What is asked: Return each line of the records holding the string "május".

************

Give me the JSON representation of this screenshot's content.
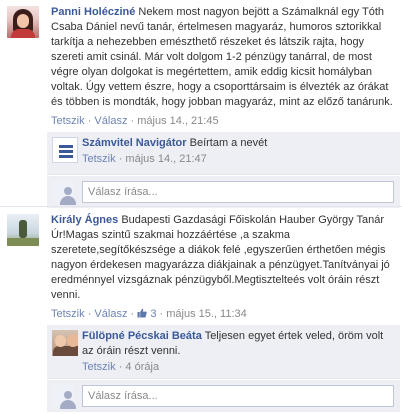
{
  "thread1": {
    "author": "Panni Holécziné",
    "text": "Nekem most nagyon bejött a Számalknál egy Tóth Csaba Dániel nevű tanár, értelmesen magyaráz, humoros sztorikkal tarkítja a nehezebben emészthető részeket és látszik rajta, hogy szereti amit csinál. Már volt dolgom 1-2 pénzügy tanárral, de most végre olyan dolgokat is megértettem, amik eddig kicsit homályban voltak. Úgy vettem észre, hogy a csoporttársaim is élvezték az órákat és többen is mondták, hogy jobban magyaráz, mint az előző tanárunk.",
    "actions": {
      "like": "Tetszik",
      "reply": "Válasz",
      "separator": "·",
      "time": "május 14., 21:45"
    },
    "reply": {
      "author": "Számvitel Navigátor",
      "text": "Beírtam a nevét",
      "actions": {
        "like": "Tetszik",
        "separator": "·",
        "time": "május 14., 21:47"
      }
    },
    "compose_placeholder": "Válasz írása..."
  },
  "thread2": {
    "author": "Király Ágnes",
    "text": "Budapesti Gazdasági Főiskolán Hauber György Tanár Úr!Magas szintű szakmai hozzáértése ,a szakma szeretete,segítőkészsége a diákok felé ,egyszerűen érthetően mégis nagyon érdekesen magyarázza diákjainak a pénzügyet.Tanítványai jó eredménnyel vizsgáznak pénzügyből.Megtisztelteés volt óráin részt venni.",
    "actions": {
      "like": "Tetszik",
      "reply": "Válasz",
      "separator": "·",
      "like_count": "3",
      "time": "május 15., 11:34"
    },
    "reply": {
      "author": "Fülöpné Pécskai Beáta",
      "text": "Teljesen egyet értek veled, öröm volt az óráin részt venni.",
      "actions": {
        "like": "Tetszik",
        "separator": "·",
        "time": "4 órája"
      }
    },
    "compose_placeholder": "Válasz írása..."
  },
  "colors": {
    "link": "#3b5998",
    "meta_link": "#6d84b4",
    "reply_bg": "#edeff4"
  }
}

************

In response:
      "time": "május 14., 21:45"
        "time": "május 14., 21:47"
      "time": "május 15., 11:34"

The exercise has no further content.